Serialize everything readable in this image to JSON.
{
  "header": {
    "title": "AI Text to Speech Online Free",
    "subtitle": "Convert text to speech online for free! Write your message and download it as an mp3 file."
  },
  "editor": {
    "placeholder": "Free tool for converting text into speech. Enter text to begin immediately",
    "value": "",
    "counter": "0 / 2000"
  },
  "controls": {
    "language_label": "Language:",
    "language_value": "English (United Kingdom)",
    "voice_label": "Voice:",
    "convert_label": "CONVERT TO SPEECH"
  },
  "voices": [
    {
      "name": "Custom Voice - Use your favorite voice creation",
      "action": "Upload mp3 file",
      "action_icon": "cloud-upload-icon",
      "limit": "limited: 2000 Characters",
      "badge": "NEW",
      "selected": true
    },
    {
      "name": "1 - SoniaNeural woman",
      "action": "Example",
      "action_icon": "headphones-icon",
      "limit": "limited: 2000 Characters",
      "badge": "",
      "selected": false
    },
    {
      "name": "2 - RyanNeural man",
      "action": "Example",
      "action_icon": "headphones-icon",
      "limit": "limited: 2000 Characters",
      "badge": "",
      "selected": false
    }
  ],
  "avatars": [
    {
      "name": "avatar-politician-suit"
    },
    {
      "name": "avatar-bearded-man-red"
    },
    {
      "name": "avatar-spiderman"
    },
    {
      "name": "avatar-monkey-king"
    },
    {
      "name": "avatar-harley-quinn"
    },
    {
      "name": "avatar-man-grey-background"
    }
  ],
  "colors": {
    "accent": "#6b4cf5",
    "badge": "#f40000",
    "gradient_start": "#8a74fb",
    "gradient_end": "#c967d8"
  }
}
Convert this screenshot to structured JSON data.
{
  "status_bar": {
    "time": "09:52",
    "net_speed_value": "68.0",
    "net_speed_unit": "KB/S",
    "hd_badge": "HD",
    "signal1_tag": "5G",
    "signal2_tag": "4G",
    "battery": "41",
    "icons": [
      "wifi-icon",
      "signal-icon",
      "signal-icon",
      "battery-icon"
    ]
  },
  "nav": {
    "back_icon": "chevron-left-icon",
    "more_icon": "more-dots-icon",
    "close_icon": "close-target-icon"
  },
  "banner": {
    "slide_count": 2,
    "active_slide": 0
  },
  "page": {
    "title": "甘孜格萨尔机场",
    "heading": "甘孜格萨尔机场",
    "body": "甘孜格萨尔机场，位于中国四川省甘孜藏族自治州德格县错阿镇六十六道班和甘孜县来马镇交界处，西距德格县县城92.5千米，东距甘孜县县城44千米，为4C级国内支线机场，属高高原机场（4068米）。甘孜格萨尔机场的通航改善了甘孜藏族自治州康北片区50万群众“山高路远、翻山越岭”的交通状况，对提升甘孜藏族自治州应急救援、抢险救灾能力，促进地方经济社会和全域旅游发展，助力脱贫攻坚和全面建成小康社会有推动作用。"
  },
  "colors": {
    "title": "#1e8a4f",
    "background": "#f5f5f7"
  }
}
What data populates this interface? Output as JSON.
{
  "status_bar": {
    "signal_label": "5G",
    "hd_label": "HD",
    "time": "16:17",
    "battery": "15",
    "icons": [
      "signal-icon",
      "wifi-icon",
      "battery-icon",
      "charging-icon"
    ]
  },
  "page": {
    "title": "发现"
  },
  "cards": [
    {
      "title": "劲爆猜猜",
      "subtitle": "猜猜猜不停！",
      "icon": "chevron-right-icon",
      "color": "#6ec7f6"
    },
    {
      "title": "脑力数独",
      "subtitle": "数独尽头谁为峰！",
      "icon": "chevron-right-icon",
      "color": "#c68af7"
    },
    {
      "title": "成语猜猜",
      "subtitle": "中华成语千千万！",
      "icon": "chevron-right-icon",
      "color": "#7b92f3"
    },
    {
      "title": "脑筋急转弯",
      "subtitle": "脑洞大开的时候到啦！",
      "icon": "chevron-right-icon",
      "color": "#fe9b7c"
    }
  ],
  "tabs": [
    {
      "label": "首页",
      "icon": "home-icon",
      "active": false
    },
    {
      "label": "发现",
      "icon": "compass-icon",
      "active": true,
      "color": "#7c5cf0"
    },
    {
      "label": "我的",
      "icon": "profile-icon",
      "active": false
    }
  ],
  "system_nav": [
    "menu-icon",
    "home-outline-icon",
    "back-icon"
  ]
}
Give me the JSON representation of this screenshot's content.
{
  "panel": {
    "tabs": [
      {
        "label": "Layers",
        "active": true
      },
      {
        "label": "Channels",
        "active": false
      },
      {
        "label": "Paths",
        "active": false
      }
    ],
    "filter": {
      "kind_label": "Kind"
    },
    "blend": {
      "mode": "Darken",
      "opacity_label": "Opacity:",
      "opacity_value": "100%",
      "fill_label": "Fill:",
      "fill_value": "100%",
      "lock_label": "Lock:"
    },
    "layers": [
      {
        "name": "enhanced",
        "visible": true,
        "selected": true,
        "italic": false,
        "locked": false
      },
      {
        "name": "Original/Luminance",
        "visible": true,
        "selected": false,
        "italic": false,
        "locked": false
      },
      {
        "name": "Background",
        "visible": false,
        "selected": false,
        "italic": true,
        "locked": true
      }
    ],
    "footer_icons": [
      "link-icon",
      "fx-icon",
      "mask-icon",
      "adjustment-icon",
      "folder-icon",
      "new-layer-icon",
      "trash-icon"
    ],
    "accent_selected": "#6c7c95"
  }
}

## WHAT TO WORK ON
Say how many lines of the listing above contain "this", with no other words.

## THE RESPONSE
4